• 待做题目:
把下面所有行一字不改地照录下来，图片不要录入答案。

● ● ● ● ●

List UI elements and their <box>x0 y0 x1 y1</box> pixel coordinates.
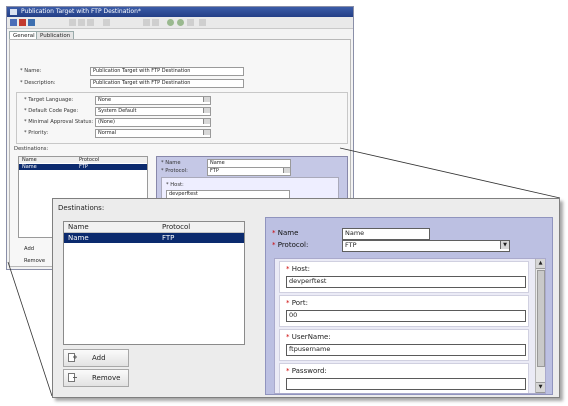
list-header-protocol[interactable]: Protocol <box>162 222 190 232</box>
password-label: * Password: <box>286 367 327 375</box>
list-row-name: Name <box>68 234 89 242</box>
destinations-zoom-panel: Destinations: Name Protocol Name FTP Add… <box>52 198 560 398</box>
required-mark: * <box>286 299 290 307</box>
zoom-line-top <box>339 147 561 199</box>
remove-icon <box>68 373 77 382</box>
password-label-text: Password: <box>291 367 327 375</box>
required-mark: * <box>272 229 276 237</box>
name-label-zoom: * Name <box>272 229 298 237</box>
port-label: * Port: <box>286 299 308 307</box>
required-mark: * <box>286 265 290 273</box>
username-label-text: UserName: <box>291 333 331 341</box>
username-field-group: * UserName: ftpusername <box>279 329 529 361</box>
protocol-select-value: FTP <box>345 241 357 249</box>
name-label-text: Name <box>277 229 299 237</box>
required-mark: * <box>286 333 290 341</box>
destination-details-panel: * Name Name * Protocol: FTP ▼ * Host: de… <box>265 217 553 395</box>
scroll-up-icon[interactable]: ▲ <box>536 259 545 269</box>
destinations-list[interactable]: Name Protocol Name FTP <box>63 221 245 345</box>
host-field-group: * Host: devperftest <box>279 261 529 293</box>
password-input[interactable] <box>286 378 526 390</box>
scroll-thumb[interactable] <box>537 270 545 367</box>
vertical-scrollbar[interactable]: ▲ ▼ <box>535 259 545 393</box>
password-field-group: * Password: <box>279 363 529 393</box>
remove-button[interactable]: Remove <box>63 369 129 387</box>
port-label-text: Port: <box>291 299 308 307</box>
protocol-label-text: Protocol: <box>277 241 309 249</box>
ftp-settings-area: * Host: devperftest * Port: 00 * UserNam… <box>274 258 546 394</box>
zoom-line-bottom <box>7 261 53 397</box>
list-header: Name Protocol <box>64 222 244 233</box>
list-row[interactable]: Name FTP <box>64 233 244 243</box>
port-input[interactable]: 00 <box>286 310 526 322</box>
add-button[interactable]: Add <box>63 349 129 367</box>
required-mark: * <box>272 241 276 249</box>
list-row-protocol: FTP <box>162 234 175 242</box>
chevron-down-icon[interactable]: ▼ <box>500 241 509 249</box>
destination-name-input[interactable]: Name <box>342 228 430 240</box>
host-label: * Host: <box>286 265 310 273</box>
list-header-name: Name <box>68 223 89 231</box>
username-label: * UserName: <box>286 333 331 341</box>
destinations-label-zoom: Destinations: <box>58 204 105 212</box>
required-mark: * <box>286 367 290 375</box>
protocol-label-zoom: * Protocol: <box>272 241 308 249</box>
add-button-label: Add <box>92 354 106 362</box>
add-icon <box>68 353 77 362</box>
host-label-text: Host: <box>291 265 311 273</box>
port-field-group: * Port: 00 <box>279 295 529 327</box>
host-input[interactable]: devperftest <box>286 276 526 288</box>
scroll-down-icon[interactable]: ▼ <box>536 382 545 393</box>
username-input[interactable]: ftpusername <box>286 344 526 356</box>
protocol-select[interactable]: FTP ▼ <box>342 240 510 252</box>
remove-button-label: Remove <box>92 374 121 382</box>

● ● ● ● ●

• 答案:
List UI elements and their <box>x0 y0 x1 y1</box> pixel coordinates.
list-header-protocol[interactable]: Protocol <box>162 222 190 232</box>
password-label: * Password: <box>286 367 327 375</box>
list-row-name: Name <box>68 234 89 242</box>
destinations-zoom-panel: Destinations: Name Protocol Name FTP Add… <box>52 198 560 398</box>
required-mark: * <box>286 299 290 307</box>
zoom-line-top <box>339 147 561 199</box>
remove-icon <box>68 373 77 382</box>
password-label-text: Password: <box>291 367 327 375</box>
required-mark: * <box>272 229 276 237</box>
name-label-zoom: * Name <box>272 229 298 237</box>
port-label: * Port: <box>286 299 308 307</box>
required-mark: * <box>286 265 290 273</box>
username-label-text: UserName: <box>291 333 331 341</box>
username-field-group: * UserName: ftpusername <box>279 329 529 361</box>
protocol-select-value: FTP <box>345 241 357 249</box>
name-label-text: Name <box>277 229 299 237</box>
required-mark: * <box>286 333 290 341</box>
destination-details-panel: * Name Name * Protocol: FTP ▼ * Host: de… <box>265 217 553 395</box>
scroll-up-icon[interactable]: ▲ <box>536 259 545 269</box>
destinations-list[interactable]: Name Protocol Name FTP <box>63 221 245 345</box>
host-field-group: * Host: devperftest <box>279 261 529 293</box>
password-input[interactable] <box>286 378 526 390</box>
scroll-thumb[interactable] <box>537 270 545 367</box>
vertical-scrollbar[interactable]: ▲ ▼ <box>535 259 545 393</box>
password-field-group: * Password: <box>279 363 529 393</box>
remove-button[interactable]: Remove <box>63 369 129 387</box>
port-label-text: Port: <box>291 299 308 307</box>
protocol-label-text: Protocol: <box>277 241 309 249</box>
ftp-settings-area: * Host: devperftest * Port: 00 * UserNam… <box>274 258 546 394</box>
zoom-line-bottom <box>7 261 53 397</box>
list-header: Name Protocol <box>64 222 244 233</box>
list-row[interactable]: Name FTP <box>64 233 244 243</box>
port-input[interactable]: 00 <box>286 310 526 322</box>
add-button[interactable]: Add <box>63 349 129 367</box>
required-mark: * <box>272 241 276 249</box>
list-row-protocol: FTP <box>162 234 175 242</box>
chevron-down-icon[interactable]: ▼ <box>500 241 509 249</box>
destination-name-input[interactable]: Name <box>342 228 430 240</box>
host-label: * Host: <box>286 265 310 273</box>
list-header-name: Name <box>68 223 89 231</box>
username-label: * UserName: <box>286 333 331 341</box>
destinations-label-zoom: Destinations: <box>58 204 105 212</box>
required-mark: * <box>286 367 290 375</box>
protocol-label-zoom: * Protocol: <box>272 241 308 249</box>
add-button-label: Add <box>92 354 106 362</box>
add-icon <box>68 353 77 362</box>
host-label-text: Host: <box>291 265 311 273</box>
port-field-group: * Port: 00 <box>279 295 529 327</box>
host-input[interactable]: devperftest <box>286 276 526 288</box>
scroll-down-icon[interactable]: ▼ <box>536 382 545 393</box>
username-input[interactable]: ftpusername <box>286 344 526 356</box>
protocol-select[interactable]: FTP ▼ <box>342 240 510 252</box>
remove-button-label: Remove <box>92 374 121 382</box>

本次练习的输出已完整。